WHAT YOU HAVE TO DO
Identify the lines that contain the string "this" and copy all of them.

LISTED ENTRIES
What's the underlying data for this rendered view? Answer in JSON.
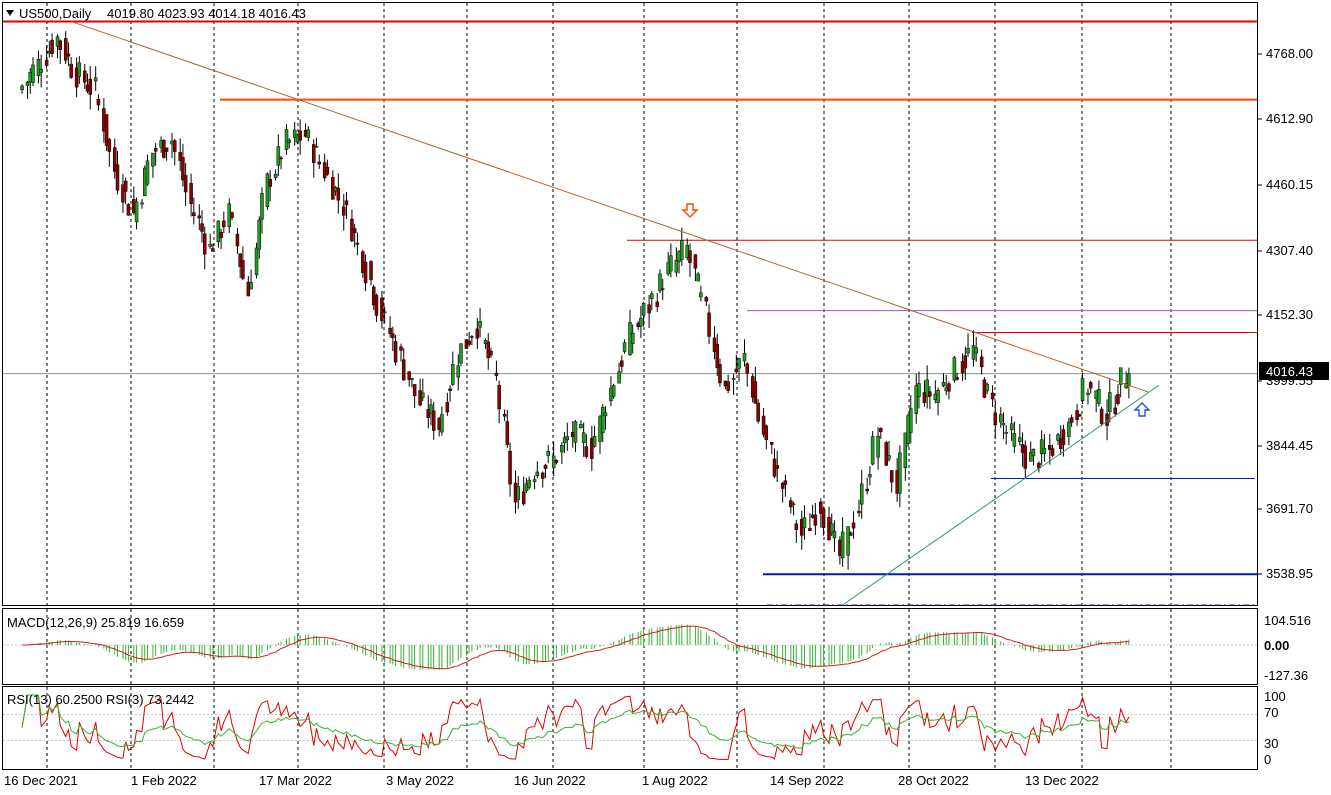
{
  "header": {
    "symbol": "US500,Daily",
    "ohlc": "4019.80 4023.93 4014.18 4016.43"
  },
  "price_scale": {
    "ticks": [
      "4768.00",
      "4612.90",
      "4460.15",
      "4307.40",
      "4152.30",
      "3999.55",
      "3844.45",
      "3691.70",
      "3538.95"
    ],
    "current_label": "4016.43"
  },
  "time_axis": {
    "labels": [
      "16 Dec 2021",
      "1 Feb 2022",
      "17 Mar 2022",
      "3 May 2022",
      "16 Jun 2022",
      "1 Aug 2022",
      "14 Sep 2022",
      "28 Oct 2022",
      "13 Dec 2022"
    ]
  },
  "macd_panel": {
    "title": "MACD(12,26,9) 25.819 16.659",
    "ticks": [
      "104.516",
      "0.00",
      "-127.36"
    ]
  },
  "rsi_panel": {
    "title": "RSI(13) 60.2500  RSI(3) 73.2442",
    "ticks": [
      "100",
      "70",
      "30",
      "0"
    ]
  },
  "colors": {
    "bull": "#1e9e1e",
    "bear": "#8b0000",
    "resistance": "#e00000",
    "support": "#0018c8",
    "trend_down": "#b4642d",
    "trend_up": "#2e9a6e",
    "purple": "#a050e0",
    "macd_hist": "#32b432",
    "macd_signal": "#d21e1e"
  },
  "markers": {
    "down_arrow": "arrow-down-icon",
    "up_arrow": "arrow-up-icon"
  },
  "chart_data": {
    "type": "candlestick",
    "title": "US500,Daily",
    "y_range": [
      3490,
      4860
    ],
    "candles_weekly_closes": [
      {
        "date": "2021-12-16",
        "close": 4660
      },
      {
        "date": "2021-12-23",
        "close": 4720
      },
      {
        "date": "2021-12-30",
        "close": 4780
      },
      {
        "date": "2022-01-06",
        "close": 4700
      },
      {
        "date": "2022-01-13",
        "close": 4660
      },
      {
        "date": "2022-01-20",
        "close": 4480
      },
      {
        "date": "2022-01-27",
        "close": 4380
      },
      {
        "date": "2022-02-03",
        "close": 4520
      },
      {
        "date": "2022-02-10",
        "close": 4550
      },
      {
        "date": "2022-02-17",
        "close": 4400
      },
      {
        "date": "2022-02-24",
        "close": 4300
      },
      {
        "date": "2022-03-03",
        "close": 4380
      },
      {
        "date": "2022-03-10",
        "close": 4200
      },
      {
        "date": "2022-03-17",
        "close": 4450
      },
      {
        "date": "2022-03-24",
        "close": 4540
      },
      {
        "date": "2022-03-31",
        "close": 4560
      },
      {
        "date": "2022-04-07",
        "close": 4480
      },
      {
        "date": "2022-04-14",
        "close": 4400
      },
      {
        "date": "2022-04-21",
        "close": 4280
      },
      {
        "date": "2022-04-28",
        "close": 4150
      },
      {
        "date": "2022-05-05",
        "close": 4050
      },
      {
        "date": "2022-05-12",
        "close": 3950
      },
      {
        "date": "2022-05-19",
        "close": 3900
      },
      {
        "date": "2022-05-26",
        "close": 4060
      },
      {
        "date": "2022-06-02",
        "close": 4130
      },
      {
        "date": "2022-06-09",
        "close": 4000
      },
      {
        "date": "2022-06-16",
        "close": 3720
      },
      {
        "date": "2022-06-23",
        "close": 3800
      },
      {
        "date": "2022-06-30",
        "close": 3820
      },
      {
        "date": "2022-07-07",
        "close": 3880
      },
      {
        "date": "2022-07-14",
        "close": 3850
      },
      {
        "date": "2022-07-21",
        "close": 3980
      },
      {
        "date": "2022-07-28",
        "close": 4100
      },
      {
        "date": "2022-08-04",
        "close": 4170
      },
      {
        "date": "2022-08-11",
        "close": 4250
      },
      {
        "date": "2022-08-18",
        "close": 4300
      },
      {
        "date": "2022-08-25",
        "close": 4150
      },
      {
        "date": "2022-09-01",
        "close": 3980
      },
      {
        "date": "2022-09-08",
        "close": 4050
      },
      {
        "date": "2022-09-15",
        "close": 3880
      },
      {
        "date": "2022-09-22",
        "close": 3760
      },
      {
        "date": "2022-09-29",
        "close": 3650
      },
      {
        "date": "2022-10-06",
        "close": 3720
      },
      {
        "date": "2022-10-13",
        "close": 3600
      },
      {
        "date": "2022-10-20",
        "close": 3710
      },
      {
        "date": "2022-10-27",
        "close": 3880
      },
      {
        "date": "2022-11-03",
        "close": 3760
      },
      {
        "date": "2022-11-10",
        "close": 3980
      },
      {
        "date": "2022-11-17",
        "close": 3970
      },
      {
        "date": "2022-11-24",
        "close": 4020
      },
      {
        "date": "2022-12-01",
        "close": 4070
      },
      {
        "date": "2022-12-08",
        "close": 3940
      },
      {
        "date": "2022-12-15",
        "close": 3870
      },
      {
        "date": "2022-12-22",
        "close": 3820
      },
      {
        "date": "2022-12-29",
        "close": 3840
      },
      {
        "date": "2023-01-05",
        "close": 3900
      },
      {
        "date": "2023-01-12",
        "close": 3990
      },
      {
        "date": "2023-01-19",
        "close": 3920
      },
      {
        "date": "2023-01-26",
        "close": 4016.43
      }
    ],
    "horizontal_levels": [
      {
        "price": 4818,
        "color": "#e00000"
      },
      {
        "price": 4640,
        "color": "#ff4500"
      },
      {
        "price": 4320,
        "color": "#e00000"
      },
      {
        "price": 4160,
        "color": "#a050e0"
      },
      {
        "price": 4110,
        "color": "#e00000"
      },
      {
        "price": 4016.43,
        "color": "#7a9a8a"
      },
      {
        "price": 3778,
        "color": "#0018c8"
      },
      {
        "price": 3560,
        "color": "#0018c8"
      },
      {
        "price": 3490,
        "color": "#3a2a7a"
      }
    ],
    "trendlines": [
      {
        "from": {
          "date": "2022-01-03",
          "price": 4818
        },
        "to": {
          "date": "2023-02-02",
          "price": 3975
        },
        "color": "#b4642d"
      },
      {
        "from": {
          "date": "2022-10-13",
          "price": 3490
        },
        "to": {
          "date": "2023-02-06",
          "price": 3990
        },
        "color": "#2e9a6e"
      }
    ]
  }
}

...

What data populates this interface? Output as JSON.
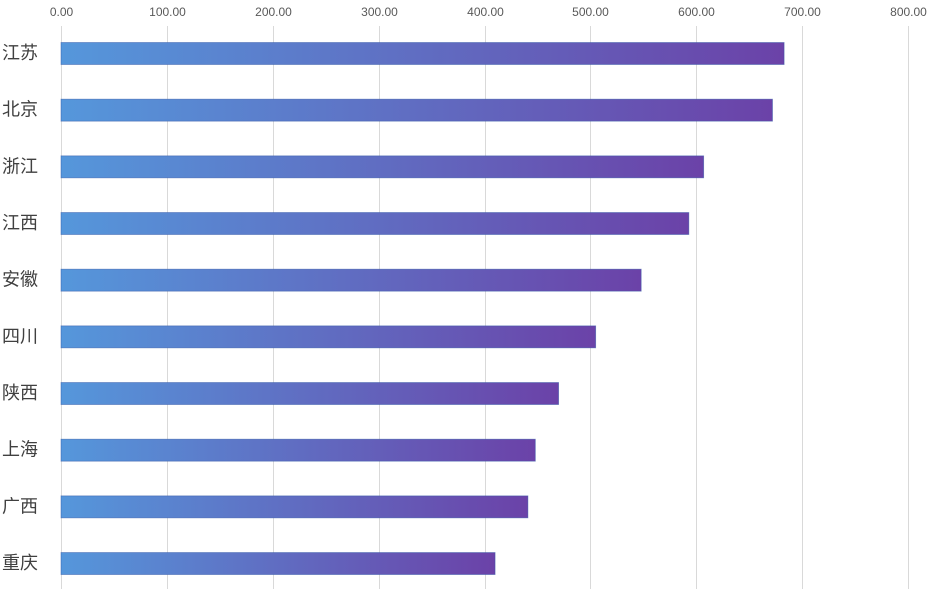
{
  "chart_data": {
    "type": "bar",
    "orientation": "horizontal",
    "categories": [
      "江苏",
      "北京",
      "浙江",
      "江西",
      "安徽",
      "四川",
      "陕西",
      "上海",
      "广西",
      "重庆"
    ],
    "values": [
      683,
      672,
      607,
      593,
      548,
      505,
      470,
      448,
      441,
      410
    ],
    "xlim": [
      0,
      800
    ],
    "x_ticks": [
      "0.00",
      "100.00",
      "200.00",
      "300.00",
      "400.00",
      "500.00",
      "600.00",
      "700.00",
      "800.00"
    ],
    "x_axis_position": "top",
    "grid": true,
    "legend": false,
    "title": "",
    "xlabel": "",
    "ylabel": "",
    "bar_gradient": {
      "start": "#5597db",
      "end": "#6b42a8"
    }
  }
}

ANSWER
What's the underlying data for this rendered view? Answer in JSON.
What data populates this interface? Output as JSON.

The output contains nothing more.